> [WHAT IS EXPECTED]: Copy out each of the items below word for word, with no changes.
********************
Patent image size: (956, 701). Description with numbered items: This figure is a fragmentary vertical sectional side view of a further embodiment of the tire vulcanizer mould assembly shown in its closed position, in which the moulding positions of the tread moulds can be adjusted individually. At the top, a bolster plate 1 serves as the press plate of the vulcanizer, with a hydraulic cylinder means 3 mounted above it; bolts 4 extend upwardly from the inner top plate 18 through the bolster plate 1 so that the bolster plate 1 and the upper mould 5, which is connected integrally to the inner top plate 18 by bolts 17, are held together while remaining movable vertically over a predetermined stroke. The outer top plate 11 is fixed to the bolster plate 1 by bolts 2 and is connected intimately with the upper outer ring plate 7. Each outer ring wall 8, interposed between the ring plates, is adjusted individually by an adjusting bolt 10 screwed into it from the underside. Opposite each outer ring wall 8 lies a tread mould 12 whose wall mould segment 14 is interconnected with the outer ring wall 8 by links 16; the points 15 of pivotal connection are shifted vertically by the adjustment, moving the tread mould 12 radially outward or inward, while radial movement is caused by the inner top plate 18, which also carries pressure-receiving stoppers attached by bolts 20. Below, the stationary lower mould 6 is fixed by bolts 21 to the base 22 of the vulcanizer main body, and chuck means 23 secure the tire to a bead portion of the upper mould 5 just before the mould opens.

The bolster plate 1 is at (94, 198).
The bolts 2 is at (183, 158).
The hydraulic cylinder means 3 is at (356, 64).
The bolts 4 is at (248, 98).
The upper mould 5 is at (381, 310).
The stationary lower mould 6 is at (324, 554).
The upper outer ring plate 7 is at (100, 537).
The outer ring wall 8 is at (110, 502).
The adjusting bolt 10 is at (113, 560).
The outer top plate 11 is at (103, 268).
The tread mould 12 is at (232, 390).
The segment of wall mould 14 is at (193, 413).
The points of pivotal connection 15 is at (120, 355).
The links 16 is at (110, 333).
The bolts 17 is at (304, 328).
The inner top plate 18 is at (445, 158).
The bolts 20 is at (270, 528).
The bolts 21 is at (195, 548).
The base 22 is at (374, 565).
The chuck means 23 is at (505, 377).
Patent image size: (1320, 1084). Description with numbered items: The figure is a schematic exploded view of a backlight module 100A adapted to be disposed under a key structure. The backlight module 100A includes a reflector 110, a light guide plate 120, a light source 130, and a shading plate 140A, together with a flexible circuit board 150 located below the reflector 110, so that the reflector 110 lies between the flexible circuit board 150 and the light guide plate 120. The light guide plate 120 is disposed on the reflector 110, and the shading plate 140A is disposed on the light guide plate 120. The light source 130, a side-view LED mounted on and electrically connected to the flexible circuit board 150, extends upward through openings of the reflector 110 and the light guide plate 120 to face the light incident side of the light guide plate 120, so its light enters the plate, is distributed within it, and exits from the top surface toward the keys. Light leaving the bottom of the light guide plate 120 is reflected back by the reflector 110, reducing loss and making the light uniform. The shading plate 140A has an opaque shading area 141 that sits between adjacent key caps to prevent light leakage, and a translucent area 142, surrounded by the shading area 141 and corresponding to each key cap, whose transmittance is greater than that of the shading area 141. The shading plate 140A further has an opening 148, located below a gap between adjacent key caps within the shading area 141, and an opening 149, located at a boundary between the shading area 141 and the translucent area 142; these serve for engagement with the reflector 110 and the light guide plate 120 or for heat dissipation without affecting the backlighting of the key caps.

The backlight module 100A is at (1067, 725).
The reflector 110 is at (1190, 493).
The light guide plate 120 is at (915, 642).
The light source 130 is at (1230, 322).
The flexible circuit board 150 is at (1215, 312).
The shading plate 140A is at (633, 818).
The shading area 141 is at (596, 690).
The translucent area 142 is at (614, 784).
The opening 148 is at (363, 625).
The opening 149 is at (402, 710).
********************
> [FINISHED EXERCISE]:
Patent image size: (956, 701). Description with numbered items: This figure is a fragmentary vertical sectional side view of a further embodiment of the tire vulcanizer mould assembly shown in its closed position, in which the moulding positions of the tread moulds can be adjusted individually. At the top, a bolster plate 1 serves as the press plate of the vulcanizer, with a hydraulic cylinder means 3 mounted above it; bolts 4 extend upwardly from the inner top plate 18 through the bolster plate 1 so that the bolster plate 1 and the upper mould 5, which is connected integrally to the inner top plate 18 by bolts 17, are held together while remaining movable vertically over a predetermined stroke. The outer top plate 11 is fixed to the bolster plate 1 by bolts 2 and is connected intimately with the upper outer ring plate 7. Each outer ring wall 8, interposed between the ring plates, is adjusted individually by an adjusting bolt 10 screwed into it from the underside. Opposite each outer ring wall 8 lies a tread mould 12 whose wall mould segment 14 is interconnected with the outer ring wall 8 by links 16; the points 15 of pivotal connection are shifted vertically by the adjustment, moving the tread mould 12 radially outward or inward, while radial movement is caused by the inner top plate 18, which also carries pressure-receiving stoppers attached by bolts 20. Below, the stationary lower mould 6 is fixed by bolts 21 to the base 22 of the vulcanizer main body, and chuck means 23 secure the tire to a bead portion of the upper mould 5 just before the mould opens.

The bolster plate 1 is at (94, 198).
The bolts 2 is at (183, 158).
The hydraulic cylinder means 3 is at (356, 64).
The bolts 4 is at (248, 98).
The upper mould 5 is at (381, 310).
The stationary lower mould 6 is at (324, 554).
The upper outer ring plate 7 is at (100, 537).
The outer ring wall 8 is at (110, 502).
The adjusting bolt 10 is at (113, 560).
The outer top plate 11 is at (103, 268).
The tread mould 12 is at (232, 390).
The segment of wall mould 14 is at (193, 413).
The points of pivotal connection 15 is at (120, 355).
The links 16 is at (110, 333).
The bolts 17 is at (304, 328).
The inner top plate 18 is at (445, 158).
The bolts 20 is at (270, 528).
The bolts 21 is at (195, 548).
The base 22 is at (374, 565).
The chuck means 23 is at (505, 377).
Patent image size: (1320, 1084). Description with numbered items: The figure is a schematic exploded view of a backlight module 100A adapted to be disposed under a key structure. The backlight module 100A includes a reflector 110, a light guide plate 120, a light source 130, and a shading plate 140A, together with a flexible circuit board 150 located below the reflector 110, so that the reflector 110 lies between the flexible circuit board 150 and the light guide plate 120. The light guide plate 120 is disposed on the reflector 110, and the shading plate 140A is disposed on the light guide plate 120. The light source 130, a side-view LED mounted on and electrically connected to the flexible circuit board 150, extends upward through openings of the reflector 110 and the light guide plate 120 to face the light incident side of the light guide plate 120, so its light enters the plate, is distributed within it, and exits from the top surface toward the keys. Light leaving the bottom of the light guide plate 120 is reflected back by the reflector 110, reducing loss and making the light uniform. The shading plate 140A has an opaque shading area 141 that sits between adjacent key caps to prevent light leakage, and a translucent area 142, surrounded by the shading area 141 and corresponding to each key cap, whose transmittance is greater than that of the shading area 141. The shading plate 140A further has an opening 148, located below a gap between adjacent key caps within the shading area 141, and an opening 149, located at a boundary between the shading area 141 and the translucent area 142; these serve for engagement with the reflector 110 and the light guide plate 120 or for heat dissipation without affecting the backlighting of the key caps.

The backlight module 100A is at (1067, 725).
The reflector 110 is at (1190, 493).
The light guide plate 120 is at (915, 642).
The light source 130 is at (1230, 322).
The flexible circuit board 150 is at (1215, 312).
The shading plate 140A is at (633, 818).
The shading area 141 is at (596, 690).
The translucent area 142 is at (614, 784).
The opening 148 is at (363, 625).
The opening 149 is at (402, 710).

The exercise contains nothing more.